• **Your instructions**:
Copy the material that follows word for word and omit its pictures.

• **Records shown**:
================

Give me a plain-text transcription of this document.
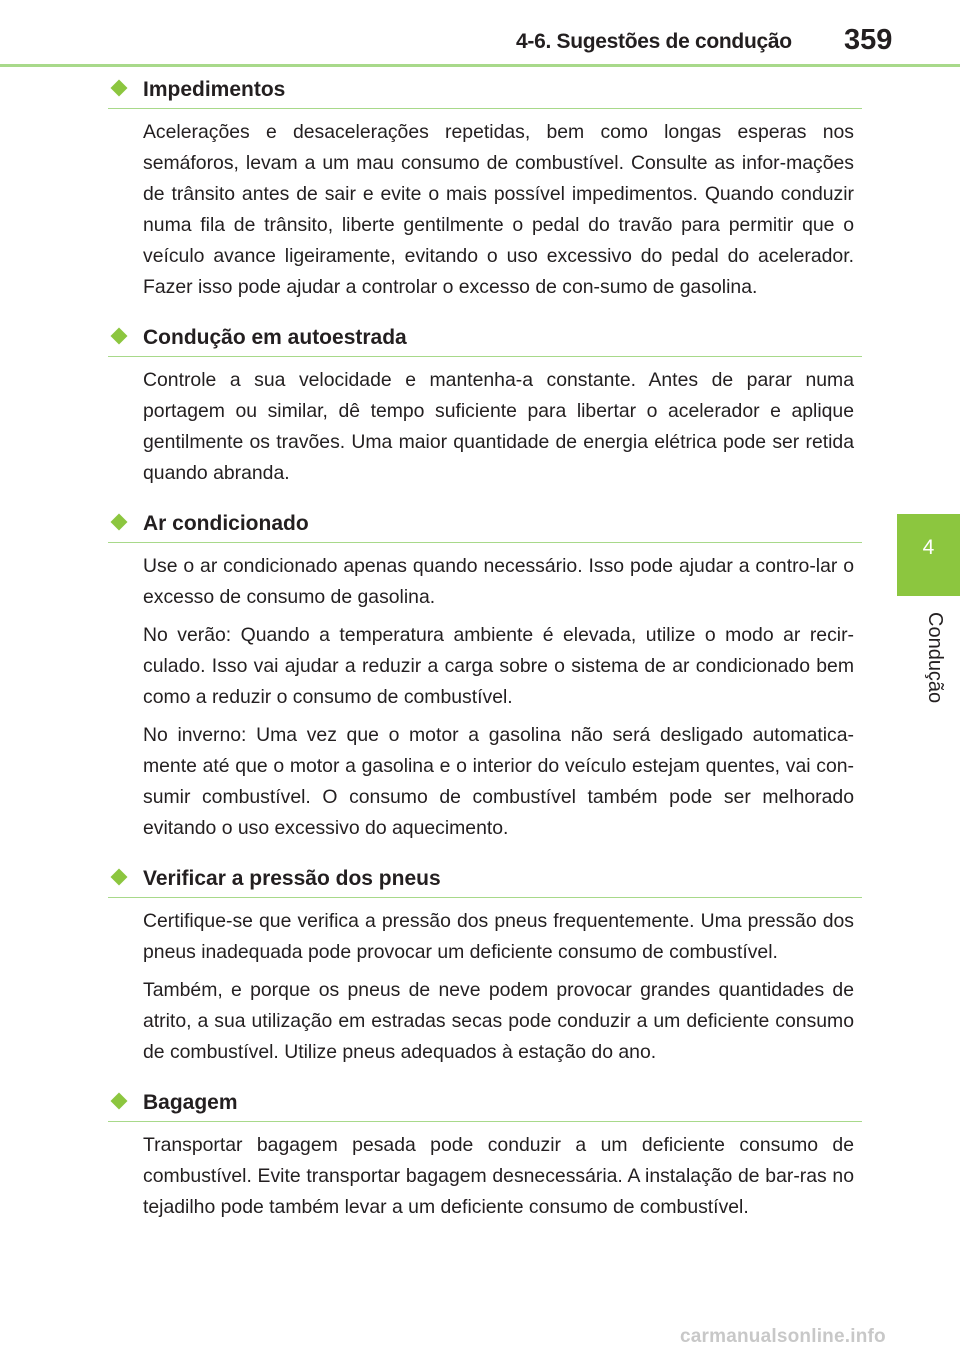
4-6. Sugestões de condução 359
4
Condução
Impedimentos

Acelerações e desacelerações repetidas, bem como longas esperas nos semáforos, levam a um mau consumo de combustível. Consulte as infor-mações de trânsito antes de sair e evite o mais possível impedimentos. Quando conduzir numa fila de trânsito, liberte gentilmente o pedal do travão para permitir que o veículo avance ligeiramente, evitando o uso excessivo do pedal do acelerador. Fazer isso pode ajudar a controlar o excesso de con-sumo de gasolina.

Condução em autoestrada

Controle a sua velocidade e mantenha-a constante. Antes de parar numa portagem ou similar, dê tempo suficiente para libertar o acelerador e aplique gentilmente os travões. Uma maior quantidade de energia elétrica pode ser retida quando abranda.

Ar condicionado

Use o ar condicionado apenas quando necessário. Isso pode ajudar a contro-lar o excesso de consumo de gasolina.

No verão: Quando a temperatura ambiente é elevada, utilize o modo ar recir-culado. Isso vai ajudar a reduzir a carga sobre o sistema de ar condicionado bem como a reduzir o consumo de combustível.

No inverno: Uma vez que o motor a gasolina não será desligado automatica-mente até que o motor a gasolina e o interior do veículo estejam quentes, vai con-sumir combustível. O consumo de combustível também pode ser melhorado evitando o uso excessivo do aquecimento.

Verificar a pressão dos pneus

Certifique-se que verifica a pressão dos pneus frequentemente. Uma pressão dos pneus inadequada pode provocar um deficiente consumo de combustível.

Também, e porque os pneus de neve podem provocar grandes quantidades de atrito, a sua utilização em estradas secas pode conduzir a um deficiente consumo de combustível. Utilize pneus adequados à estação do ano.

Bagagem

Transportar bagagem pesada pode conduzir a um deficiente consumo de combustível. Evite transportar bagagem desnecessária. A instalação de bar-ras no tejadilho pode também levar a um deficiente consumo de combustível.

carmanualsonline.info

================

• **Task response**:
Give me a plain-text transcription of this document.
4-6. Sugestões de condução 359
4
Condução
Impedimentos

Acelerações e desacelerações repetidas, bem como longas esperas nos semáforos, levam a um mau consumo de combustível. Consulte as infor-mações de trânsito antes de sair e evite o mais possível impedimentos. Quando conduzir numa fila de trânsito, liberte gentilmente o pedal do travão para permitir que o veículo avance ligeiramente, evitando o uso excessivo do pedal do acelerador. Fazer isso pode ajudar a controlar o excesso de con-sumo de gasolina.

Condução em autoestrada

Controle a sua velocidade e mantenha-a constante. Antes de parar numa portagem ou similar, dê tempo suficiente para libertar o acelerador e aplique gentilmente os travões. Uma maior quantidade de energia elétrica pode ser retida quando abranda.

Ar condicionado

Use o ar condicionado apenas quando necessário. Isso pode ajudar a contro-lar o excesso de consumo de gasolina.

No verão: Quando a temperatura ambiente é elevada, utilize o modo ar recir-culado. Isso vai ajudar a reduzir a carga sobre o sistema de ar condicionado bem como a reduzir o consumo de combustível.

No inverno: Uma vez que o motor a gasolina não será desligado automatica-mente até que o motor a gasolina e o interior do veículo estejam quentes, vai con-sumir combustível. O consumo de combustível também pode ser melhorado evitando o uso excessivo do aquecimento.

Verificar a pressão dos pneus

Certifique-se que verifica a pressão dos pneus frequentemente. Uma pressão dos pneus inadequada pode provocar um deficiente consumo de combustível.

Também, e porque os pneus de neve podem provocar grandes quantidades de atrito, a sua utilização em estradas secas pode conduzir a um deficiente consumo de combustível. Utilize pneus adequados à estação do ano.

Bagagem

Transportar bagagem pesada pode conduzir a um deficiente consumo de combustível. Evite transportar bagagem desnecessária. A instalação de bar-ras no tejadilho pode também levar a um deficiente consumo de combustível.

carmanualsonline.info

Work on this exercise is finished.